Aim of the exercise
Set down the whole listing verbatim.

Input for this task

········

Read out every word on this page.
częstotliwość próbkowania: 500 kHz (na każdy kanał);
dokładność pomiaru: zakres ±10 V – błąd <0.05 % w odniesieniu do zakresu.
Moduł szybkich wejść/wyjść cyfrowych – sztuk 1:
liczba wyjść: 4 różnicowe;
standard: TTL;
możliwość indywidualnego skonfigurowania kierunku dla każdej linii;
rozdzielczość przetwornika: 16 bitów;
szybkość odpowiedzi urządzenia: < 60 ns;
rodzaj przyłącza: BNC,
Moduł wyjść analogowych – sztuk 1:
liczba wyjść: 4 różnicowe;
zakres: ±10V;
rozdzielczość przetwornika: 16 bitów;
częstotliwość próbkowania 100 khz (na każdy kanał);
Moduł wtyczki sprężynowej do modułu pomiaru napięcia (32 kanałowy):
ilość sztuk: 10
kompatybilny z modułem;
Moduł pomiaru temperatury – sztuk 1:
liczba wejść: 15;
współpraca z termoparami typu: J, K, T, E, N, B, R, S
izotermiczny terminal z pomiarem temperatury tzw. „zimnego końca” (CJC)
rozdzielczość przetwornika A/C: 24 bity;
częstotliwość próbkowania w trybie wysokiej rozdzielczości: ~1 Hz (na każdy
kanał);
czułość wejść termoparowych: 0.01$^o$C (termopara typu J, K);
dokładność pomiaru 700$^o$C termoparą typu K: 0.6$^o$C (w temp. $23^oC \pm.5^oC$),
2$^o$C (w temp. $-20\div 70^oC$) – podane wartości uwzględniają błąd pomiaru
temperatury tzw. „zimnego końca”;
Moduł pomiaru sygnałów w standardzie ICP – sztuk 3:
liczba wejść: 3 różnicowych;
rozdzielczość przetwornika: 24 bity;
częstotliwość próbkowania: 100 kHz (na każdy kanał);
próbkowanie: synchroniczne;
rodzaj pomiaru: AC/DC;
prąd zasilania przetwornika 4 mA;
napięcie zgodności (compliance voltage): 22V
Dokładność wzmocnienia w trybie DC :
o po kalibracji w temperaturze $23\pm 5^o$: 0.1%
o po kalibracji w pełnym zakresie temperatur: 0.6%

········

Answer for the task
Read out every word on this page.
częstotliwość próbkowania: 500 kHz (na każdy kanał);
dokładność pomiaru: zakres ±10 V – błąd <0.05 % w odniesieniu do zakresu.
Moduł szybkich wejść/wyjść cyfrowych – sztuk 1:
liczba wyjść: 4 różnicowe;
standard: TTL;
możliwość indywidualnego skonfigurowania kierunku dla każdej linii;
rozdzielczość przetwornika: 16 bitów;
szybkość odpowiedzi urządzenia: < 60 ns;
rodzaj przyłącza: BNC,
Moduł wyjść analogowych – sztuk 1:
liczba wyjść: 4 różnicowe;
zakres: ±10V;
rozdzielczość przetwornika: 16 bitów;
częstotliwość próbkowania 100 khz (na każdy kanał);
Moduł wtyczki sprężynowej do modułu pomiaru napięcia (32 kanałowy):
ilość sztuk: 10
kompatybilny z modułem;
Moduł pomiaru temperatury – sztuk 1:
liczba wejść: 15;
współpraca z termoparami typu: J, K, T, E, N, B, R, S
izotermiczny terminal z pomiarem temperatury tzw. „zimnego końca” (CJC)
rozdzielczość przetwornika A/C: 24 bity;
częstotliwość próbkowania w trybie wysokiej rozdzielczości: ~1 Hz (na każdy
kanał);
czułość wejść termoparowych: 0.01$^o$C (termopara typu J, K);
dokładność pomiaru 700$^o$C termoparą typu K: 0.6$^o$C (w temp. $23^oC \pm.5^oC$),
2$^o$C (w temp. $-20\div 70^oC$) – podane wartości uwzględniają błąd pomiaru
temperatury tzw. „zimnego końca”;
Moduł pomiaru sygnałów w standardzie ICP – sztuk 3:
liczba wejść: 3 różnicowych;
rozdzielczość przetwornika: 24 bity;
częstotliwość próbkowania: 100 kHz (na każdy kanał);
próbkowanie: synchroniczne;
rodzaj pomiaru: AC/DC;
prąd zasilania przetwornika 4 mA;
napięcie zgodności (compliance voltage): 22V
Dokładność wzmocnienia w trybie DC :
o po kalibracji w temperaturze $23\pm 5^o$: 0.1%
o po kalibracji w pełnym zakresie temperatur: 0.6%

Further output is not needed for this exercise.